State the number of lines in these records holding "BINANCE". Say nothing more.
start Records for this exercise
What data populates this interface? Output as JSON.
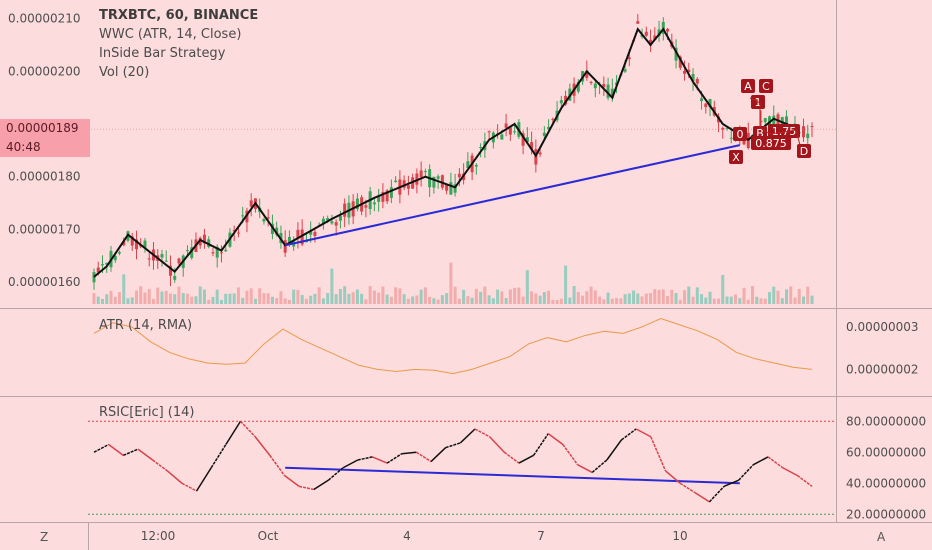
{
  "main_legend": {
    "title": "TRXBTC, 60, BINANCE",
    "line2": "WWC (ATR, 14, Close)",
    "line3": "InSide Bar Strategy",
    "line4": "Vol (20)"
  },
  "current_price": "0.00000189",
  "countdown": "40:48",
  "price_ticks": [
    "0.00000210",
    "0.00000200",
    "0.00000180",
    "0.00000170",
    "0.00000160"
  ],
  "atr_legend": "ATR (14, RMA)",
  "atr_ticks": [
    "0.00000003",
    "0.00000002"
  ],
  "rsi_legend": "RSIC[Eric] (14)",
  "rsi_ticks": [
    "80.00000000",
    "60.00000000",
    "40.00000000",
    "20.00000000"
  ],
  "time_ticks": [
    "12:00",
    "Oct",
    "4",
    "7",
    "10"
  ],
  "corner_left": "Z",
  "corner_right": "A",
  "pattern_labels": [
    "A",
    "C",
    "1",
    "B",
    "1.75",
    "0",
    "0.875",
    "X",
    "D"
  ],
  "colors": {
    "background": "#fcdcdc",
    "up": "#3aa35a",
    "down": "#d9434b",
    "zigzag": "#111111",
    "trendline": "#2a2ad6",
    "atr_line": "#e89a4a",
    "rsi_overbought": "#d9434b",
    "rsi_oversold": "#3aa35a",
    "pattern_badge": "#a3151a"
  },
  "chart_data": {
    "type": "candlestick",
    "symbol": "TRXBTC",
    "interval": "60",
    "exchange": "BINANCE",
    "y_range": [
      1.57e-06,
      2.12e-06
    ],
    "zigzag": [
      {
        "x": 0,
        "y": 1.61e-06
      },
      {
        "x": 3,
        "y": 1.63e-06
      },
      {
        "x": 8,
        "y": 1.69e-06
      },
      {
        "x": 19,
        "y": 1.62e-06
      },
      {
        "x": 25,
        "y": 1.68e-06
      },
      {
        "x": 30,
        "y": 1.66e-06
      },
      {
        "x": 38,
        "y": 1.75e-06
      },
      {
        "x": 45,
        "y": 1.67e-06
      },
      {
        "x": 56,
        "y": 1.72e-06
      },
      {
        "x": 66,
        "y": 1.76e-06
      },
      {
        "x": 78,
        "y": 1.8e-06
      },
      {
        "x": 85,
        "y": 1.78e-06
      },
      {
        "x": 93,
        "y": 1.87e-06
      },
      {
        "x": 99,
        "y": 1.9e-06
      },
      {
        "x": 104,
        "y": 1.84e-06
      },
      {
        "x": 110,
        "y": 1.93e-06
      },
      {
        "x": 116,
        "y": 2e-06
      },
      {
        "x": 122,
        "y": 1.95e-06
      },
      {
        "x": 128,
        "y": 2.08e-06
      },
      {
        "x": 131,
        "y": 2.05e-06
      },
      {
        "x": 134,
        "y": 2.08e-06
      },
      {
        "x": 141,
        "y": 1.98e-06
      },
      {
        "x": 148,
        "y": 1.9e-06
      },
      {
        "x": 154,
        "y": 1.87e-06
      },
      {
        "x": 160,
        "y": 1.91e-06
      },
      {
        "x": 166,
        "y": 1.89e-06
      }
    ],
    "trendlines": [
      {
        "pane": "price",
        "from": {
          "x": 45,
          "y": 1.67e-06
        },
        "to": {
          "x": 152,
          "y": 1.86e-06
        }
      },
      {
        "pane": "rsi",
        "from": {
          "x": 45,
          "y": 50
        },
        "to": {
          "x": 152,
          "y": 40
        }
      }
    ],
    "atr": {
      "y_range": [
        1.42e-08,
        3.4e-08
      ],
      "values": [
        2.85e-08,
        3.1e-08,
        3e-08,
        2.65e-08,
        2.4e-08,
        2.25e-08,
        2.15e-08,
        2.12e-08,
        2.15e-08,
        2.6e-08,
        2.95e-08,
        2.7e-08,
        2.5e-08,
        2.3e-08,
        2.1e-08,
        2e-08,
        1.95e-08,
        2e-08,
        1.98e-08,
        1.9e-08,
        2e-08,
        2.15e-08,
        2.3e-08,
        2.6e-08,
        2.75e-08,
        2.65e-08,
        2.8e-08,
        2.9e-08,
        2.85e-08,
        3e-08,
        3.2e-08,
        3.05e-08,
        2.9e-08,
        2.7e-08,
        2.4e-08,
        2.25e-08,
        2.15e-08,
        2.05e-08,
        2e-08
      ]
    },
    "rsi": {
      "y_range": [
        15,
        95
      ],
      "overbought": 80,
      "oversold": 20,
      "values": [
        60,
        65,
        58,
        62,
        55,
        48,
        40,
        35,
        50,
        65,
        80,
        70,
        58,
        45,
        38,
        36,
        42,
        50,
        55,
        57,
        53,
        59,
        60,
        54,
        63,
        66,
        75,
        70,
        60,
        53,
        58,
        72,
        65,
        52,
        47,
        55,
        68,
        75,
        70,
        48,
        40,
        34,
        28,
        38,
        42,
        52,
        57,
        50,
        45,
        38
      ]
    }
  }
}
end Records for this exercise
Correct output: 2